Aim: Copy every line that contains the string "this" from the entries below.

# # # #

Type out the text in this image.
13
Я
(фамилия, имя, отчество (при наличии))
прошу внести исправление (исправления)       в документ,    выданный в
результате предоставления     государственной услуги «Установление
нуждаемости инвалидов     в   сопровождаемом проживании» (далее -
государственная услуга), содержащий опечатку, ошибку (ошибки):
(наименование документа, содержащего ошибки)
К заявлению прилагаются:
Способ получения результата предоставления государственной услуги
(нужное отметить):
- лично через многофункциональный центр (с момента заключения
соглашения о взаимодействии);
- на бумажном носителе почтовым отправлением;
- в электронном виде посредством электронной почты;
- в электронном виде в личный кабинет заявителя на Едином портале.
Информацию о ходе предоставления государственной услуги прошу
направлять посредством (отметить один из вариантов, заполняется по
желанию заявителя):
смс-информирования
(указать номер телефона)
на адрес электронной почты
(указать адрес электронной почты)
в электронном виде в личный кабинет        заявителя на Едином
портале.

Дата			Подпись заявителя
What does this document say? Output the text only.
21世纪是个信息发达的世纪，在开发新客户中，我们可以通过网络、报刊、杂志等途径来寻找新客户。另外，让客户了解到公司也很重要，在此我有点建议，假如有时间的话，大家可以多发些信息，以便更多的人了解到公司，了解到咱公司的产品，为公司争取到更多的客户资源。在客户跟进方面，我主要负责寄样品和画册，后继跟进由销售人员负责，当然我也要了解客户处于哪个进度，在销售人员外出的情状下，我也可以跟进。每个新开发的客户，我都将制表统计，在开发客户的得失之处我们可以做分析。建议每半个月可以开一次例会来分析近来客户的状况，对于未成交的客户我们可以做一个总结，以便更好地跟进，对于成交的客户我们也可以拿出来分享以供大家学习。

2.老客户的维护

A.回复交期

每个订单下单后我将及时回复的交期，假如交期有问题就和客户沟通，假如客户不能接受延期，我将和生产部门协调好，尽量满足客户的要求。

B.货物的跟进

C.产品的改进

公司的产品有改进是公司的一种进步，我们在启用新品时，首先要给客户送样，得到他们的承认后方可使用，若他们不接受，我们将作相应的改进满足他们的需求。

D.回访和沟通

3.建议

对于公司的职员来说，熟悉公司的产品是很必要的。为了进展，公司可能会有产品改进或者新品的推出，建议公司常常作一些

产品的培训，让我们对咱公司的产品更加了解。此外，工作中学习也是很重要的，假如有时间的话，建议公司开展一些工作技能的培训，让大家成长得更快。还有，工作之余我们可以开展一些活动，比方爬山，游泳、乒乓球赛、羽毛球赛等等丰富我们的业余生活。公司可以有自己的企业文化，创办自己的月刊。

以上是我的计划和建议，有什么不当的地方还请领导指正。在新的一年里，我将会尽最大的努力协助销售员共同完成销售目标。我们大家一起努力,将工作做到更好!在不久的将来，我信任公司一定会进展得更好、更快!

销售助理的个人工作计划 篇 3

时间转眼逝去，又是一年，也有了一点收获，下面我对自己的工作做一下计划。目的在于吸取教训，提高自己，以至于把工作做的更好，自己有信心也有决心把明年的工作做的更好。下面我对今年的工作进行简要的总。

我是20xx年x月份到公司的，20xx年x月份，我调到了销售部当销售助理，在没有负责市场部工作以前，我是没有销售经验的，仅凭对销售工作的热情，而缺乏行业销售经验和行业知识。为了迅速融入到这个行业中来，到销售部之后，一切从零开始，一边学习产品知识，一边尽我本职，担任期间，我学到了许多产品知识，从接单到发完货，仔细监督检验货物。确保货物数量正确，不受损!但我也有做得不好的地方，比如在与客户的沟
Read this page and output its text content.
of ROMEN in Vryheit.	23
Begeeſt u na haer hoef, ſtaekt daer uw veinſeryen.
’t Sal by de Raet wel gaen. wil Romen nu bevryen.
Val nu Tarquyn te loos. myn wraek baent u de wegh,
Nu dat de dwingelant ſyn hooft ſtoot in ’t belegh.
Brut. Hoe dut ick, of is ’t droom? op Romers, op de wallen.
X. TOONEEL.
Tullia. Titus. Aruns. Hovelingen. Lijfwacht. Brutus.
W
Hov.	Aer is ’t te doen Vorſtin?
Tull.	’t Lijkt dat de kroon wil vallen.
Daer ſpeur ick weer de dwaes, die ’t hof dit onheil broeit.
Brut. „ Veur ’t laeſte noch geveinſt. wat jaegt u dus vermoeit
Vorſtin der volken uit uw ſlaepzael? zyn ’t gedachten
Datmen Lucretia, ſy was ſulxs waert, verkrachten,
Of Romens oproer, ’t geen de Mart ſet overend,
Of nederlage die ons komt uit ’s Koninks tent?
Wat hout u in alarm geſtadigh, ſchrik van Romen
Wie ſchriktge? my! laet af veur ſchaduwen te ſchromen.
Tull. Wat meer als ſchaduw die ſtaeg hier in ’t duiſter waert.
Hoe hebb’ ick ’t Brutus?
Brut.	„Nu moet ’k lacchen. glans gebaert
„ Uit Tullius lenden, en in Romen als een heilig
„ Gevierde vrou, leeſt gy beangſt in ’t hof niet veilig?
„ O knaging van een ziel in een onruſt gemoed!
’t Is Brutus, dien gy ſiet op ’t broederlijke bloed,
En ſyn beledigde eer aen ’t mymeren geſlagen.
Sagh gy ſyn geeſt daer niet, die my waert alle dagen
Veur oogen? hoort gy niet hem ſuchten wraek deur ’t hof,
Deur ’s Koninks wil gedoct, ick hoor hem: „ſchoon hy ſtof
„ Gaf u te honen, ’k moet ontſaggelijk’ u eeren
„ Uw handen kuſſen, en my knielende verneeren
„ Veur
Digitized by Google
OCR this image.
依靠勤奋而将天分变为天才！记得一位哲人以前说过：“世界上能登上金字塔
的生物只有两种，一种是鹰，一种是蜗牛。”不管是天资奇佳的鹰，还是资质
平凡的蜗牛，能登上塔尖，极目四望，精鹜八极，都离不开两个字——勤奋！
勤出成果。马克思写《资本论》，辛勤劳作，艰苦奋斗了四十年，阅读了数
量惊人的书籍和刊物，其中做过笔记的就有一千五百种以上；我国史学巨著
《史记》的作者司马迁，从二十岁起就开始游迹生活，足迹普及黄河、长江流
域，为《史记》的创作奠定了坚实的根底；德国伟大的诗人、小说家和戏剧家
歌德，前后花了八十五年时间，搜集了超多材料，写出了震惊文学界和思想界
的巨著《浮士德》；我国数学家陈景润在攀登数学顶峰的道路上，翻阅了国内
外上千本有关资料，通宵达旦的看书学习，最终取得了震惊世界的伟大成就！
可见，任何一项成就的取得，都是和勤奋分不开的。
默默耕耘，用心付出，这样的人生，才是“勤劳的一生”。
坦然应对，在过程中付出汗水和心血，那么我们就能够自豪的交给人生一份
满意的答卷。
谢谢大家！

# # # #

Task answer:
Type out the text in this image.
What does this document say? Output the text only.
Read this page and output its text content.
OCR this image.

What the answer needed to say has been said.